▸ Selected excerpt:
┌──

Unfortunately, even if you’re not eating your vegetables raw, you’re not reducing your exposure to potentially harmful chemicals. Tap water can allow vegetables to absorb chemicals as they cook. When your boiling water evaporates, even higher contaminant concentrations remain in the water, which means that your vegetables can absorb even more chlorine and chemicals. This effect can be even worse if you’re preparing particularly water absorbent foods such as beans.

What’s in Your Water?

Many chemicals and water contaminants are not detectable by the human eye, but could be having a detrimental effect on your cooking. While you may notice an odd taste from iron or other minerals, there are some contaminants such as lead that can be transmitted to your food without affecting the taste or appearance. The only way to know exactly what you’re adding to your food is to have water testing performed. This will detail exactly what contaminants you’re being exposed to and adding to your food.

└──

▸ Challenges:
1. In the passage on tap water in cooking, what kind of food makes the absorption of chemicals even worse?
2. Write out the passage on tap water in cooking from "Many chemicals and" to "to your food.", swapping "iron" for "copper".

[Dataset records]

┌──

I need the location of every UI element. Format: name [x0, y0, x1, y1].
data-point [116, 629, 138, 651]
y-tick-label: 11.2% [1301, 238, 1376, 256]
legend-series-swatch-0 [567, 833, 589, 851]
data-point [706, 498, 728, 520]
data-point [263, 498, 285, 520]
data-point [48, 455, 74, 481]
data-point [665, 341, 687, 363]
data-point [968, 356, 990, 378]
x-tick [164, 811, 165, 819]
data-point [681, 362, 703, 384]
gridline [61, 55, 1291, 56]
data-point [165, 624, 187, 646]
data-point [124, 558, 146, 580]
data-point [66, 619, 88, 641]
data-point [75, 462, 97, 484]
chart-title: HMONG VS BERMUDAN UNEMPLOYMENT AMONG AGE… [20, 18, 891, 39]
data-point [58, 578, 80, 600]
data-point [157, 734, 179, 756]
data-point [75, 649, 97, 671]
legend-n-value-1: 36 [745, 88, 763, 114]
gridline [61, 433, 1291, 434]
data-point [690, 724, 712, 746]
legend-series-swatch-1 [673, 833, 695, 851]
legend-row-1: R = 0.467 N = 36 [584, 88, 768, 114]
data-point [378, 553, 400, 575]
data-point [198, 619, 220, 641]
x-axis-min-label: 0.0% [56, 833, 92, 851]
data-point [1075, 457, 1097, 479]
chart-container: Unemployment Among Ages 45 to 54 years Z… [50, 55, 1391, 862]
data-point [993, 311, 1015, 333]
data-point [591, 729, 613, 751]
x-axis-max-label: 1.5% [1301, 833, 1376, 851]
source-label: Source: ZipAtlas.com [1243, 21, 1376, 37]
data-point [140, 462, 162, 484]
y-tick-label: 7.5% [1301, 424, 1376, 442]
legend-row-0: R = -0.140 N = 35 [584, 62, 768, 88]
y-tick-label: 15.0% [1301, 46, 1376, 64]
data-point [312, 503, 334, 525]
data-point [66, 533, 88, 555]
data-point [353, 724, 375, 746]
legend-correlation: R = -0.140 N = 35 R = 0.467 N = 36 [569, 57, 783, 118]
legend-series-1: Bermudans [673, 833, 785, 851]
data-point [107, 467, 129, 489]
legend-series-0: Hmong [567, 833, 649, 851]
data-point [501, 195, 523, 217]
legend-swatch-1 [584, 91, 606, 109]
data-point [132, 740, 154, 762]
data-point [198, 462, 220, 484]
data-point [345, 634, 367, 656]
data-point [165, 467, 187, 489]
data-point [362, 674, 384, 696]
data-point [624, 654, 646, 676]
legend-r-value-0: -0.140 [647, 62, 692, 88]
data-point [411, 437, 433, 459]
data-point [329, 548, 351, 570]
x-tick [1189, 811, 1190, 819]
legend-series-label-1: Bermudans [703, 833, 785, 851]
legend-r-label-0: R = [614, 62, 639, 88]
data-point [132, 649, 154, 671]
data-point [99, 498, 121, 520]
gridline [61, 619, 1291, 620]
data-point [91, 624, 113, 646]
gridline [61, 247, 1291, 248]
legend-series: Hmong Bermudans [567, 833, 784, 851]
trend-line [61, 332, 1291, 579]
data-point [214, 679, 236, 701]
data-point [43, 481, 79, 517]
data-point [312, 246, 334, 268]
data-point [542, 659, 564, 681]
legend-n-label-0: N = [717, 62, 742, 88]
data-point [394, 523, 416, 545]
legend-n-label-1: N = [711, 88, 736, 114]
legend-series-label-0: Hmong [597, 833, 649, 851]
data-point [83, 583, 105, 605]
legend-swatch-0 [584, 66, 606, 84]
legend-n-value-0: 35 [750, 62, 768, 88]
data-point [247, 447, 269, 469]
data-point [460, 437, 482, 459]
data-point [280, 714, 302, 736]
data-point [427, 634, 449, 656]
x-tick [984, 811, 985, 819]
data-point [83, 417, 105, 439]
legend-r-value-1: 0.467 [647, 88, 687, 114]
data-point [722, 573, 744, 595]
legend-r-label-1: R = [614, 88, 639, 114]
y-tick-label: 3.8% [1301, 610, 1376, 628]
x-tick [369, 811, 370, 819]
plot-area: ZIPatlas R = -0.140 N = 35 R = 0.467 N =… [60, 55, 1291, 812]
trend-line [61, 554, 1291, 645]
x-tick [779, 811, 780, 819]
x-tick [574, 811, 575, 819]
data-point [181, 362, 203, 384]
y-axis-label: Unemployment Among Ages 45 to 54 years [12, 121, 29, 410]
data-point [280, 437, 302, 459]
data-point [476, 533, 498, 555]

└──

▸ Answer set:
1. Particularly water absorbent foods such as beans.

2.
Many chemicals and water contaminants are not detectable by the human eye, but could be having a detrimental effect on your cooking. While you may notice an odd taste from copper or other minerals, there are some contaminants such as lead that can be transmitted to your food without affecting the taste or appearance. The only way to know exactly what you’re adding to your food is to have water testing performed. This will detail exactly what contaminants you’re being exposed to and adding to your food.